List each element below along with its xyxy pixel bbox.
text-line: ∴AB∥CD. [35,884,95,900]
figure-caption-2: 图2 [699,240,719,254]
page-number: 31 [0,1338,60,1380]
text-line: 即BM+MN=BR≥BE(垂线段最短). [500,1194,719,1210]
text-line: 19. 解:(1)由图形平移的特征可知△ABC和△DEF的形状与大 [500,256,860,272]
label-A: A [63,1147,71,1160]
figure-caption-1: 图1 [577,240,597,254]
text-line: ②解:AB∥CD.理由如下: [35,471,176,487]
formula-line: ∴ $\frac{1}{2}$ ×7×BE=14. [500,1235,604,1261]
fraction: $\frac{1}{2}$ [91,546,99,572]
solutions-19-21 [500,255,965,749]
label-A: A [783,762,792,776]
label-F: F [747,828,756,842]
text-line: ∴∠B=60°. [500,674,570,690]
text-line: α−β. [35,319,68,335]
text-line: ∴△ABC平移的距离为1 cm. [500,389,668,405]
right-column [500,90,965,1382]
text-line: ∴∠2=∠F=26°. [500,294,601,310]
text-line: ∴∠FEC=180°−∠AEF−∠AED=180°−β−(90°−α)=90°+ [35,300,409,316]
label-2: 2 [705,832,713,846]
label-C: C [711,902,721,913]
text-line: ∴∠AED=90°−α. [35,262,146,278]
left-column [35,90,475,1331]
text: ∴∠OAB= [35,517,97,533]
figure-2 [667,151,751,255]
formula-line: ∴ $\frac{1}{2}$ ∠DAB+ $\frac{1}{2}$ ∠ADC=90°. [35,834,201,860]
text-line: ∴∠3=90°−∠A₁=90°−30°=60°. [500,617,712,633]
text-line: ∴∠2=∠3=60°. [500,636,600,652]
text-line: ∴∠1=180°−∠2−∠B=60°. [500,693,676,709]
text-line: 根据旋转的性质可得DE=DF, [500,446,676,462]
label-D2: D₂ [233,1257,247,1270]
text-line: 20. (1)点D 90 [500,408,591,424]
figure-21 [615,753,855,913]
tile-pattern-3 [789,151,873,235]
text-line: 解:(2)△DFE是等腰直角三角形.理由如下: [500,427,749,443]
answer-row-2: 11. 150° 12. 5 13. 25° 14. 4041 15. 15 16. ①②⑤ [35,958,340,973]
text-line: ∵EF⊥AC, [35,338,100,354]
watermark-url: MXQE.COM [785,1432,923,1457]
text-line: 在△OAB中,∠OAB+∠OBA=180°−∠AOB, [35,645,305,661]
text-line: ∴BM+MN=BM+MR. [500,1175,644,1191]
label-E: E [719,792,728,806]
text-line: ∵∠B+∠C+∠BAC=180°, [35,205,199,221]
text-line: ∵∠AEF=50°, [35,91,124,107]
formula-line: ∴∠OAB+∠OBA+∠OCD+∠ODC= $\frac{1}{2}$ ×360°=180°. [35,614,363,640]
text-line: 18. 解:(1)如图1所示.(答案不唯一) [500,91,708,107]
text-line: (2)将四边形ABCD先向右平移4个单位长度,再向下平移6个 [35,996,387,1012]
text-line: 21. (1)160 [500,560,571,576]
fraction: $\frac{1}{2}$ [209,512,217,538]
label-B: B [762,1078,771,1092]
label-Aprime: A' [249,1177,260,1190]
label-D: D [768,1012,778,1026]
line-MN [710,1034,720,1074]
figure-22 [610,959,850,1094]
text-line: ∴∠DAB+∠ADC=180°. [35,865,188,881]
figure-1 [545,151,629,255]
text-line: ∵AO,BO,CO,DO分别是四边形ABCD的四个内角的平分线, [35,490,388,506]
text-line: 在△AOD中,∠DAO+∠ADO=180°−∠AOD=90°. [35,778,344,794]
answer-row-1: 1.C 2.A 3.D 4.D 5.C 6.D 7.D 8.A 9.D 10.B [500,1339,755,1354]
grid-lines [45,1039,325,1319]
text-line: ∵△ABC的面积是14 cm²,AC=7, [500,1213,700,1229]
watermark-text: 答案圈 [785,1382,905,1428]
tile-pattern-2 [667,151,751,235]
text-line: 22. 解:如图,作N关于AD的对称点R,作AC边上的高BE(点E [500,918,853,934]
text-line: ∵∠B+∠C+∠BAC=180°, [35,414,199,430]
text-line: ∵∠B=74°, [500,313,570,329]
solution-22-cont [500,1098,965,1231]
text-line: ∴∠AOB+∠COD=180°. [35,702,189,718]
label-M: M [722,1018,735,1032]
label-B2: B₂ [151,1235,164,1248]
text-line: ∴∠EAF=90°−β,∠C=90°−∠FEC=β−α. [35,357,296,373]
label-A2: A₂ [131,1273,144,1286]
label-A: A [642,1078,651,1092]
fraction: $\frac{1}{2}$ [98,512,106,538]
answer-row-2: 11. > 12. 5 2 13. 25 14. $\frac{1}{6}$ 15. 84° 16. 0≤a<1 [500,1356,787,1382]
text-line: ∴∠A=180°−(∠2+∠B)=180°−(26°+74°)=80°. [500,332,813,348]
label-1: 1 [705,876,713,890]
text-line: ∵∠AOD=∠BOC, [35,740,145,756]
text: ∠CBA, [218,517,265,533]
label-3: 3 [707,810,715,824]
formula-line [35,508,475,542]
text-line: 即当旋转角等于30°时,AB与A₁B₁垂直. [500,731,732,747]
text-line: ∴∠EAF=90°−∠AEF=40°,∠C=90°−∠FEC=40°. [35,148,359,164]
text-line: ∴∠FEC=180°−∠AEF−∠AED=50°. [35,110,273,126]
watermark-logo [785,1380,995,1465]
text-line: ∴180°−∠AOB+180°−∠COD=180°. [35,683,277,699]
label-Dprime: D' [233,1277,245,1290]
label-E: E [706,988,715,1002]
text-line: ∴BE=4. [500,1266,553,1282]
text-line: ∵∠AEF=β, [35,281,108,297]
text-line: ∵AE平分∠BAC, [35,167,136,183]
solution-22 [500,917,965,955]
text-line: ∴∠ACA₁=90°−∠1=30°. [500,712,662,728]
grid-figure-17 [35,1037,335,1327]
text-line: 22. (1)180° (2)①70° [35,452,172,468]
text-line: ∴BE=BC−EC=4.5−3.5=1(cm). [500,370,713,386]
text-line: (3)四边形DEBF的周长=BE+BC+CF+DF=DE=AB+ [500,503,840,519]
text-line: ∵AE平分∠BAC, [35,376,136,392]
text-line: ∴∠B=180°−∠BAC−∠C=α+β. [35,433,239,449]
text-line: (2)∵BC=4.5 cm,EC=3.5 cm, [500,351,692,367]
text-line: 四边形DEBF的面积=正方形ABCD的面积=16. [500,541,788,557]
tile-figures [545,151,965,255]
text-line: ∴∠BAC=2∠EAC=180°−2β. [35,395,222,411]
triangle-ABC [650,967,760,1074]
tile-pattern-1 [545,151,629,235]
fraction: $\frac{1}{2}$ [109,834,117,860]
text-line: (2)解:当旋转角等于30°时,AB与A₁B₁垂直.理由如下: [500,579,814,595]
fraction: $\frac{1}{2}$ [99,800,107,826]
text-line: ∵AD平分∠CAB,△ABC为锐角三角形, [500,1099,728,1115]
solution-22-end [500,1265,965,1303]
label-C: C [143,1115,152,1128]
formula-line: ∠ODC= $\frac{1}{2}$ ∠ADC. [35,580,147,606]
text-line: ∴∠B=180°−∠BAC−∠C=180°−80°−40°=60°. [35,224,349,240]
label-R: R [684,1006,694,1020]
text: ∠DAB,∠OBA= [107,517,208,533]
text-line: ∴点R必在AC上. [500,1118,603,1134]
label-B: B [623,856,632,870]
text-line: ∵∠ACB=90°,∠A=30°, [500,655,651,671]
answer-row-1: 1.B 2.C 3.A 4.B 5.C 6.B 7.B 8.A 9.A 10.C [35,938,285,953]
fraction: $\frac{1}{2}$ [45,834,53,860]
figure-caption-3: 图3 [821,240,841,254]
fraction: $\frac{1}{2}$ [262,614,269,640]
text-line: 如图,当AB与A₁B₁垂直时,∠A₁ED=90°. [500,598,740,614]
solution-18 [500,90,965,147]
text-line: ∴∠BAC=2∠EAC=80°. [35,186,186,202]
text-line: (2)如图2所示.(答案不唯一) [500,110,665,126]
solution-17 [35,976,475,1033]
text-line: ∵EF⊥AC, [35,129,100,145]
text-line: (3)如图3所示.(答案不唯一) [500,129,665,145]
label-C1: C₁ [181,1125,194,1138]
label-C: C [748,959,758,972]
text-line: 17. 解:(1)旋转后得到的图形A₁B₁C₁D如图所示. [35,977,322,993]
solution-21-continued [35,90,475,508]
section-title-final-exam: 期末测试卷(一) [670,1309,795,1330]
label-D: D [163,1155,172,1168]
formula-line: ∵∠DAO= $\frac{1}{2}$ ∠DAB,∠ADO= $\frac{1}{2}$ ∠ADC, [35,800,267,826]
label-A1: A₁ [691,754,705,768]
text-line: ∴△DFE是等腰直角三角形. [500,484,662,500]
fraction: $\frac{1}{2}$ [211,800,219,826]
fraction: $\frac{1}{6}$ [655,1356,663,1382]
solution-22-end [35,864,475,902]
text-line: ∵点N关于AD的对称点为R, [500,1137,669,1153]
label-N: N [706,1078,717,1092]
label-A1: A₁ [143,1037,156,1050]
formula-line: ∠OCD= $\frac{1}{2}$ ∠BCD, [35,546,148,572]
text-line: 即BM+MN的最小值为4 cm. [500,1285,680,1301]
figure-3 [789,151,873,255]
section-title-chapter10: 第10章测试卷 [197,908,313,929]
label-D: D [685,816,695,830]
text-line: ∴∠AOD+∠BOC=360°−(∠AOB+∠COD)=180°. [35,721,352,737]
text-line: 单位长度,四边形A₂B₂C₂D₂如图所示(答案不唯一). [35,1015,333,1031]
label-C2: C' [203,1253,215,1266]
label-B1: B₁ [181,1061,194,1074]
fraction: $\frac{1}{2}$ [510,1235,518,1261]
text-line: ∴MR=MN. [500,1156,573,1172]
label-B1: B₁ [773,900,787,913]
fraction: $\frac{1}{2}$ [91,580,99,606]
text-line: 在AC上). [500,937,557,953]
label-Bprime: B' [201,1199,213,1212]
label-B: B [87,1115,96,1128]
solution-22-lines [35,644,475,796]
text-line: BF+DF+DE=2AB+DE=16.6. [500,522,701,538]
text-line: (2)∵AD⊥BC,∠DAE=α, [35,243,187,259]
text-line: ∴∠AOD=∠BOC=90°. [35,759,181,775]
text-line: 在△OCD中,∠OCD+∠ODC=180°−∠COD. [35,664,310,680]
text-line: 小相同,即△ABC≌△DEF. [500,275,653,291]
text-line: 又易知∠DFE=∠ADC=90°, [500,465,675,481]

WHAT THIS TASK INVOLVES — Could you edit the items from the first one up to and including the one with "right-column [500,90,965,1382]", changing "text-line" to "line-of-text" and leaving everything else as it is?

ANSWER TO THE PROBLEM —
List each element below along with its xyxy pixel bbox.
line-of-text: ∴AB∥CD. [35,884,95,900]
figure-caption-2: 图2 [699,240,719,254]
page-number: 31 [0,1338,60,1380]
line-of-text: 即BM+MN=BR≥BE(垂线段最短). [500,1194,719,1210]
line-of-text: 19. 解:(1)由图形平移的特征可知△ABC和△DEF的形状与大 [500,256,860,272]
label-A: A [63,1147,71,1160]
figure-caption-1: 图1 [577,240,597,254]
line-of-text: ②解:AB∥CD.理由如下: [35,471,176,487]
formula-line: ∴ $\frac{1}{2}$ ×7×BE=14. [500,1235,604,1261]
fraction: $\frac{1}{2}$ [91,546,99,572]
solutions-19-21 [500,255,965,749]
label-A: A [783,762,792,776]
label-F: F [747,828,756,842]
line-of-text: ∴∠B=60°. [500,674,570,690]
line-of-text: α−β. [35,319,68,335]
line-of-text: ∴△ABC平移的距离为1 cm. [500,389,668,405]
right-column [500,90,965,1382]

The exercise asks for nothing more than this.